Direction >> Go through the material below and copy all lines with "Engagement".

--------------------------------------------------

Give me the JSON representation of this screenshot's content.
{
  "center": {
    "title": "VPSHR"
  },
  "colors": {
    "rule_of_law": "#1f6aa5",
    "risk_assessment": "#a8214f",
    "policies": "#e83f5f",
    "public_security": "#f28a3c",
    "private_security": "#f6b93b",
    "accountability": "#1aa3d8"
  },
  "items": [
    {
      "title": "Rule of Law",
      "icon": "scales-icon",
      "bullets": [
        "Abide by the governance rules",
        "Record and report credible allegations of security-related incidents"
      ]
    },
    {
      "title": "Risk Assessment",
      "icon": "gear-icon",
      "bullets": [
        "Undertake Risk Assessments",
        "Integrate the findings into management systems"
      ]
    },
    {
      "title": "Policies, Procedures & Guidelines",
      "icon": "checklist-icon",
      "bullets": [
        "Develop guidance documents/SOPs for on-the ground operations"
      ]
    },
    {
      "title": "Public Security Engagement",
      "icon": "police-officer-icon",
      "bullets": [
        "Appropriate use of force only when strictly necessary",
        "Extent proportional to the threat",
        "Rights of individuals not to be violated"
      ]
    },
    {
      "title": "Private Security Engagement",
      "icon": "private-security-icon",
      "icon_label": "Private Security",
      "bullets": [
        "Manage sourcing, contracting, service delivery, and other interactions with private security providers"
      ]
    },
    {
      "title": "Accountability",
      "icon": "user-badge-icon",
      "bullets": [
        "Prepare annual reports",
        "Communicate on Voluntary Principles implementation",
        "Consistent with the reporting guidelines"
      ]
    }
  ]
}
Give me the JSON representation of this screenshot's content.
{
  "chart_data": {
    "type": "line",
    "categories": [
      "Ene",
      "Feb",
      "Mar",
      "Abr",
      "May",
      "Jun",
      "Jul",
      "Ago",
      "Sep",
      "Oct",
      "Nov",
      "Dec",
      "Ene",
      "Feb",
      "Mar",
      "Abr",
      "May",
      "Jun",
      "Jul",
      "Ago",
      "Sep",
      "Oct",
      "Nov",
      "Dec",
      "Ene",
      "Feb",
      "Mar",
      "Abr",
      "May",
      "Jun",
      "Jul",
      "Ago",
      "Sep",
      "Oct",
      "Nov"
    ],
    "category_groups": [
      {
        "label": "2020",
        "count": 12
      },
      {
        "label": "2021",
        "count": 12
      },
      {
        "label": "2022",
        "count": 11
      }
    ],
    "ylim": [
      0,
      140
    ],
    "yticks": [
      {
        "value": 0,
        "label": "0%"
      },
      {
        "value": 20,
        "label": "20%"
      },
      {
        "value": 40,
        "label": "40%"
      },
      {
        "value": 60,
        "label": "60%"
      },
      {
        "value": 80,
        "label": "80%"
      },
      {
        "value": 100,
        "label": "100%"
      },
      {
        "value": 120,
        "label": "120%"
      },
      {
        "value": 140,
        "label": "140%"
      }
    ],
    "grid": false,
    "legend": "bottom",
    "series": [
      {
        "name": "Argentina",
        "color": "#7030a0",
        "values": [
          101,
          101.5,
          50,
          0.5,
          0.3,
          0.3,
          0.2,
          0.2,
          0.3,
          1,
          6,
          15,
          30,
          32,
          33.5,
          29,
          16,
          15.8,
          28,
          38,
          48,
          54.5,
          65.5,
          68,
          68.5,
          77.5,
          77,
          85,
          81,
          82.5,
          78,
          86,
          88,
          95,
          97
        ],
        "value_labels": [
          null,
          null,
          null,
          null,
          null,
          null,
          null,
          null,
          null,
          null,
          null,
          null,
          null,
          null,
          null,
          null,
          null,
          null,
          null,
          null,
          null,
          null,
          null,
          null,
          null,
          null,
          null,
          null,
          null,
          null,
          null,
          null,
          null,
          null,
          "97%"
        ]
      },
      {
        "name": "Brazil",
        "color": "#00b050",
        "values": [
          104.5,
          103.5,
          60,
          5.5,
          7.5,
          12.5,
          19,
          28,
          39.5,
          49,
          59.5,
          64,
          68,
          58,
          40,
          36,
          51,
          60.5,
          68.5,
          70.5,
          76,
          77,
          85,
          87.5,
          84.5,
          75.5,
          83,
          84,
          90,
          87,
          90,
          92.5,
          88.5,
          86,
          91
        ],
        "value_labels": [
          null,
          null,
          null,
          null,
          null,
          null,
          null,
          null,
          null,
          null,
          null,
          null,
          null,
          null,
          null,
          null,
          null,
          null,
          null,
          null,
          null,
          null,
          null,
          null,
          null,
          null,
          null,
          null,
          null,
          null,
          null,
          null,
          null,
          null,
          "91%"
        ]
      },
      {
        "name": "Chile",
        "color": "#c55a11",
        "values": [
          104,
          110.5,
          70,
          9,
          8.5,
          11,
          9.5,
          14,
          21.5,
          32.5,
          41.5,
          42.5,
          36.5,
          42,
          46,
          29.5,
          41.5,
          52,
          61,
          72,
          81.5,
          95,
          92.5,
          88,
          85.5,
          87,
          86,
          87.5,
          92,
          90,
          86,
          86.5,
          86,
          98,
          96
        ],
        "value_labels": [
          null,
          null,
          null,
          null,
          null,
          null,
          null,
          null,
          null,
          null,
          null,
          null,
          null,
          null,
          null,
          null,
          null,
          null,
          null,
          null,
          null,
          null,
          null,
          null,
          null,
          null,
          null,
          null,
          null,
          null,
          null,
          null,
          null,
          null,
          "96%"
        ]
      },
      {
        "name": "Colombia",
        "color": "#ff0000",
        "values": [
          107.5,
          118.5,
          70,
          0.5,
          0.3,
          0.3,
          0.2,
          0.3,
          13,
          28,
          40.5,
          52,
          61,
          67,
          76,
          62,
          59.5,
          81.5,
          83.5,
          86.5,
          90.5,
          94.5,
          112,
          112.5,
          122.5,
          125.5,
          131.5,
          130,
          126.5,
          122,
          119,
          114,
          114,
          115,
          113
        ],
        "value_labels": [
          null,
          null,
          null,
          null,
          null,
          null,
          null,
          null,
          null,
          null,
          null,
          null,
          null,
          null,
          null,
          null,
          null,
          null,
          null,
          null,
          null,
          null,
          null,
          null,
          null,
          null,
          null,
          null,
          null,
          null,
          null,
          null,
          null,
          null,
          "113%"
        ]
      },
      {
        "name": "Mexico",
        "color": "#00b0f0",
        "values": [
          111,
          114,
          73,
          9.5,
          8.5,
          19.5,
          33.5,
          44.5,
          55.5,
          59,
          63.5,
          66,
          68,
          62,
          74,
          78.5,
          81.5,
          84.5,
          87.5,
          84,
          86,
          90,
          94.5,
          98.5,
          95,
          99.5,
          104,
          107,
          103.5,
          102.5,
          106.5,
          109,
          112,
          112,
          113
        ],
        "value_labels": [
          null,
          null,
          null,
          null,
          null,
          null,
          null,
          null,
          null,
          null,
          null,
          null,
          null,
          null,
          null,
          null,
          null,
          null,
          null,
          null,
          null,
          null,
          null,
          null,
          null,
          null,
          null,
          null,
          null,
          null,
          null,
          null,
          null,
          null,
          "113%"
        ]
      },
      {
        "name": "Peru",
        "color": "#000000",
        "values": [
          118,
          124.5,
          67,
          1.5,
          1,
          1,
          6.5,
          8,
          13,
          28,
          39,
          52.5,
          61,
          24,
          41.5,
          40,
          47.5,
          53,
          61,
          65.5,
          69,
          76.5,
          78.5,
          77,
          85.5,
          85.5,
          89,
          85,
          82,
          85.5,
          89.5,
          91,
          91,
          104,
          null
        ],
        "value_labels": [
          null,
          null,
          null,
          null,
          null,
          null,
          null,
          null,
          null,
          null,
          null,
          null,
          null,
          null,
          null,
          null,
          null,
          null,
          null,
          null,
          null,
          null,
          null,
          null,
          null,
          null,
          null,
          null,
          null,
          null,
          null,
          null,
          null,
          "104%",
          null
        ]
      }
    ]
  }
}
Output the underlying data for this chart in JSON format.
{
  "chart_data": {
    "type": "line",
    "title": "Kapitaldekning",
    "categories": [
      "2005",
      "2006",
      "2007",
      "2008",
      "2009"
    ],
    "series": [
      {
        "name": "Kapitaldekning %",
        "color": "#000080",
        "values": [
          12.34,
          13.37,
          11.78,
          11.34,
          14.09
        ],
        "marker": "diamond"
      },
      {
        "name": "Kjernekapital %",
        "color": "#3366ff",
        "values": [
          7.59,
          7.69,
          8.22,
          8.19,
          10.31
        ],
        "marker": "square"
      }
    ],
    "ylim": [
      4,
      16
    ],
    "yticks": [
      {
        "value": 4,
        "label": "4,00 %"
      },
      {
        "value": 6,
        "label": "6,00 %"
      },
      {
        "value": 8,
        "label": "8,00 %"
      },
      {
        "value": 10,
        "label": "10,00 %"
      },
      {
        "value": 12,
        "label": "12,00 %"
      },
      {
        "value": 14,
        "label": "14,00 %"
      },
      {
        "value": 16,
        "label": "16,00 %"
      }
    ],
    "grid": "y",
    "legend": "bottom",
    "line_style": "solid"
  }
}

--------------------------------------------------

Output for this exercise >>
      "title": "Public Security Engagement",
      "title": "Private Security Engagement",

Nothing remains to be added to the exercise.